# start of Supplied records

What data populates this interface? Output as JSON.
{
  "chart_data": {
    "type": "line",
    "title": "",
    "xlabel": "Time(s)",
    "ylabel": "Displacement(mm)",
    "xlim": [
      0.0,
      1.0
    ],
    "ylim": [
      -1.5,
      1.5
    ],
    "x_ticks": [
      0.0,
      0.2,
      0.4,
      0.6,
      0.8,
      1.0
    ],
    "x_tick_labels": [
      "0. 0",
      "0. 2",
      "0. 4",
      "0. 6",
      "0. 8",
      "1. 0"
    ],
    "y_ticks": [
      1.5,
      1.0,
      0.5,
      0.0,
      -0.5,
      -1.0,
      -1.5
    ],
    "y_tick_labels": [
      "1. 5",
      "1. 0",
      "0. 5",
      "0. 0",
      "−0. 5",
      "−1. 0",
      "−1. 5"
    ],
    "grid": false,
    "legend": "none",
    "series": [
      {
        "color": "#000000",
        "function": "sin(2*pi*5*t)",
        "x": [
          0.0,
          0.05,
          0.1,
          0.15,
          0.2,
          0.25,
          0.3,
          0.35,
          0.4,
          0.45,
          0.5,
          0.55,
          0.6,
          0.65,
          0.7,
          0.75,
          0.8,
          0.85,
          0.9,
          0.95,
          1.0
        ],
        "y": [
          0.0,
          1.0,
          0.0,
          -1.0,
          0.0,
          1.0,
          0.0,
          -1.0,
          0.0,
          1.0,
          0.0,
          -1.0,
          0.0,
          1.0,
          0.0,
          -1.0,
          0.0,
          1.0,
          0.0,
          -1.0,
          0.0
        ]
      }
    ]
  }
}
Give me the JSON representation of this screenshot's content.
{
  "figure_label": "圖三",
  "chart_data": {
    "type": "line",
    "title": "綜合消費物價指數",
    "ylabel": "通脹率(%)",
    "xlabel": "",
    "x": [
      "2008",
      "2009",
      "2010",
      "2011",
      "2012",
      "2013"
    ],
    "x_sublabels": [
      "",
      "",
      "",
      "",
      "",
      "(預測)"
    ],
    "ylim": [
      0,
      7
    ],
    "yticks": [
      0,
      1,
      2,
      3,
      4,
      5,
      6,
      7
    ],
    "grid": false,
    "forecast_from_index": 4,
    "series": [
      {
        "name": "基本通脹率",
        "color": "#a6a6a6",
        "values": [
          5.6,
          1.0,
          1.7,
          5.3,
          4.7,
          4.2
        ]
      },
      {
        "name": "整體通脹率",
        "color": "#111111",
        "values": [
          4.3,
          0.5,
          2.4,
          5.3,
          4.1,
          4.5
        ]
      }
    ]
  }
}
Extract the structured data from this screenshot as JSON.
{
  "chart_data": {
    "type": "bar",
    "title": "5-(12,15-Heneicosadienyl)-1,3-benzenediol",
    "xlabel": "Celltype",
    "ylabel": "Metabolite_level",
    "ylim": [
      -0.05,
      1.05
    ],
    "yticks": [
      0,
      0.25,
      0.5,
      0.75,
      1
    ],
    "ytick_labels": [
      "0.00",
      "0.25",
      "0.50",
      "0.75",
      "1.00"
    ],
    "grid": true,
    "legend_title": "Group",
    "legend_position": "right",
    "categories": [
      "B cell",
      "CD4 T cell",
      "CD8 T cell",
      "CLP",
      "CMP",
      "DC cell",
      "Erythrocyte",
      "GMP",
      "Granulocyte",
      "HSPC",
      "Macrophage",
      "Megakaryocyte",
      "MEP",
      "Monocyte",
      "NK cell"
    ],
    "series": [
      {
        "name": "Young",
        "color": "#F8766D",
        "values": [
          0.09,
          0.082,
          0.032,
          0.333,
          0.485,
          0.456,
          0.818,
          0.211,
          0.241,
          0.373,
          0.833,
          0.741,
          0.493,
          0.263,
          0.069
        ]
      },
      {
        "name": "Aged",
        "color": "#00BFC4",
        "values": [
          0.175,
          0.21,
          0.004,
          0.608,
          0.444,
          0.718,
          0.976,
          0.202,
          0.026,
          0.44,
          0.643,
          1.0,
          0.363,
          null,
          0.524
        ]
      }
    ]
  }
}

# end of Supplied records

Required task => Looking at the data above, show all lines where the word "screenshot" occurs.

Reply =>
Give me the JSON representation of this screenshot's content.
Extract the structured data from this screenshot as JSON.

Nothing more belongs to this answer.